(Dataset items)
-- BEGIN --

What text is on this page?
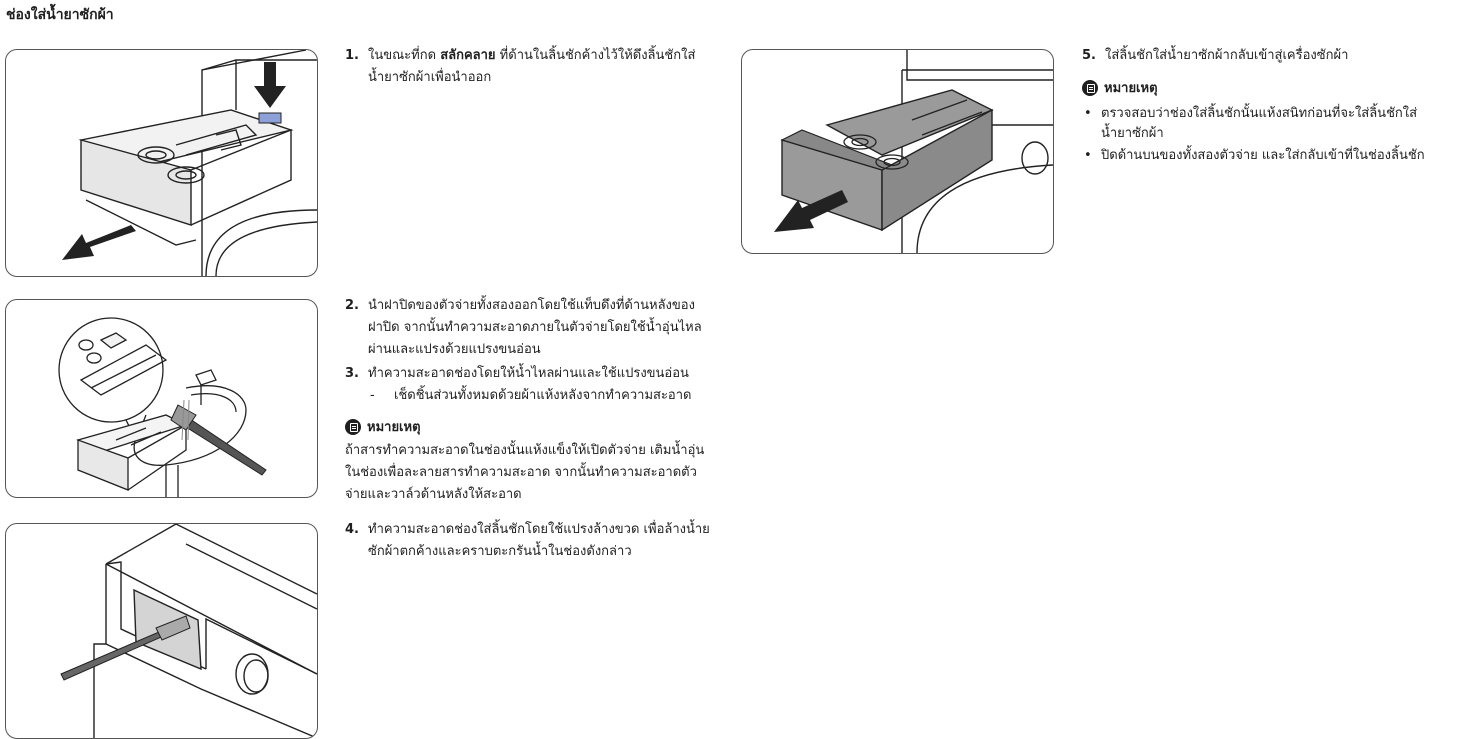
ช่องใส่น้ำยาซักผ้า
1. ในขณะที่กด สลักคลาย ที่ด้านในลิ้นชักค้างไว้ให้ดึงลิ้นชักใส่
น้ำยาซักผ้าเพื่อนำออก
2. นำฝาปิดของตัวจ่ายทั้งสองออกโดยใช้แท็บดึงที่ด้านหลังของ
ฝาปิด จากนั้นทำความสะอาดภายในตัวจ่ายโดยใช้น้ำอุ่นไหล
ผ่านและแปรงด้วยแปรงขนอ่อน
3. ทำความสะอาดช่องโดยให้น้ำไหลผ่านและใช้แปรงขนอ่อน
- เช็ดชิ้นส่วนทั้งหมดด้วยผ้าแห้งหลังจากทำความสะอาด
หมายเหตุ
ถ้าสารทำความสะอาดในช่องนั้นแห้งแข็งให้เปิดตัวจ่าย เติมน้ำอุ่น
ในช่องเพื่อละลายสารทำความสะอาด จากนั้นทำความสะอาดตัว
จ่ายและวาล์วด้านหลังให้สะอาด
4. ทำความสะอาดช่องใส่ลิ้นชักโดยใช้แปรงล้างขวด เพื่อล้างน้ำย
ซักผ้าตกค้างและคราบตะกรันน้ำในช่องดังกล่าว
5. ใส่ลิ้นชักใส่น้ำยาซักผ้ากลับเข้าสู่เครื่องซักผ้า
หมายเหตุ
• ตรวจสอบว่าช่องใส่ลิ้นชักนั้นแห้งสนิทก่อนที่จะใส่ลิ้นชักใส่
น้ำยาซักผ้า
• ปิดด้านบนของทั้งสองตัวจ่าย และใส่กลับเข้าที่ในช่องลิ้นชัก
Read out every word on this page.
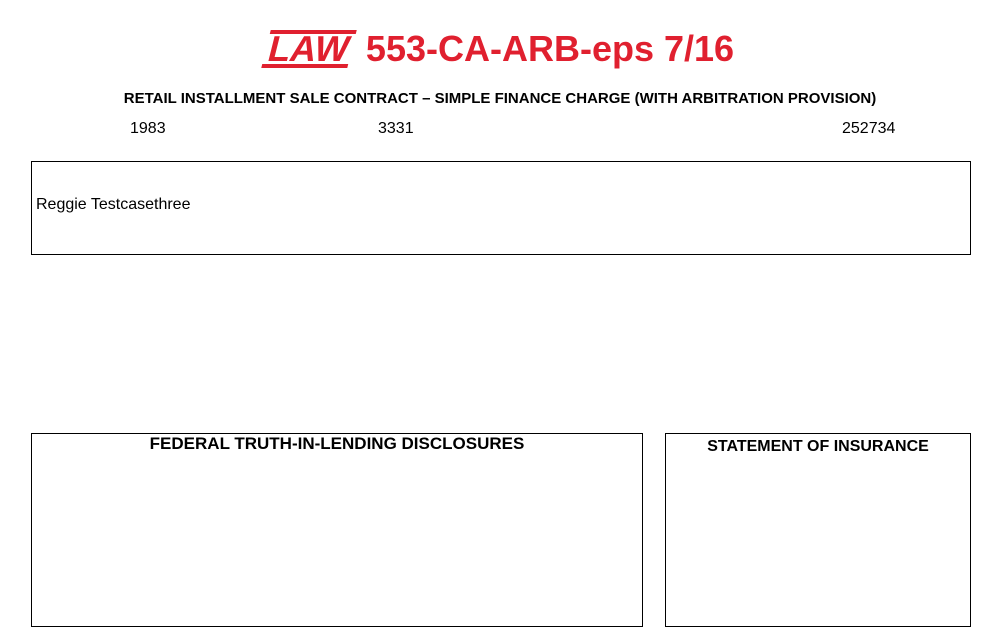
LAW 553-CA-ARB-eps 7/16
RETAIL INSTALLMENT SALE CONTRACT – SIMPLE FINANCE CHARGE (WITH ARBITRATION PROVISION)
1983	3331	252734
Reggie Testcasethree
FEDERAL TRUTH-IN-LENDING DISCLOSURES	STATEMENT OF INSURANCE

-- END --

Pictures in the data above should not be copied; transcribe everything else exactly.

What text is on this page?
ช่องใส่น้ำยาซักผ้า
1. ในขณะที่กด สลักคลาย ที่ด้านในลิ้นชักค้างไว้ให้ดึงลิ้นชักใส่
น้ำยาซักผ้าเพื่อนำออก
2. นำฝาปิดของตัวจ่ายทั้งสองออกโดยใช้แท็บดึงที่ด้านหลังของ
ฝาปิด จากนั้นทำความสะอาดภายในตัวจ่ายโดยใช้น้ำอุ่นไหล
ผ่านและแปรงด้วยแปรงขนอ่อน
3. ทำความสะอาดช่องโดยให้น้ำไหลผ่านและใช้แปรงขนอ่อน
- เช็ดชิ้นส่วนทั้งหมดด้วยผ้าแห้งหลังจากทำความสะอาด
หมายเหตุ
ถ้าสารทำความสะอาดในช่องนั้นแห้งแข็งให้เปิดตัวจ่าย เติมน้ำอุ่น
ในช่องเพื่อละลายสารทำความสะอาด จากนั้นทำความสะอาดตัว
จ่ายและวาล์วด้านหลังให้สะอาด
4. ทำความสะอาดช่องใส่ลิ้นชักโดยใช้แปรงล้างขวด เพื่อล้างน้ำย
ซักผ้าตกค้างและคราบตะกรันน้ำในช่องดังกล่าว
5. ใส่ลิ้นชักใส่น้ำยาซักผ้ากลับเข้าสู่เครื่องซักผ้า
หมายเหตุ
• ตรวจสอบว่าช่องใส่ลิ้นชักนั้นแห้งสนิทก่อนที่จะใส่ลิ้นชักใส่
น้ำยาซักผ้า
• ปิดด้านบนของทั้งสองตัวจ่าย และใส่กลับเข้าที่ในช่องลิ้นชัก
Read out every word on this page.
LAW 553-CA-ARB-eps 7/16
RETAIL INSTALLMENT SALE CONTRACT – SIMPLE FINANCE CHARGE (WITH ARBITRATION PROVISION)
1983	3331	252734
Reggie Testcasethree
FEDERAL TRUTH-IN-LENDING DISCLOSURES	STATEMENT OF INSURANCE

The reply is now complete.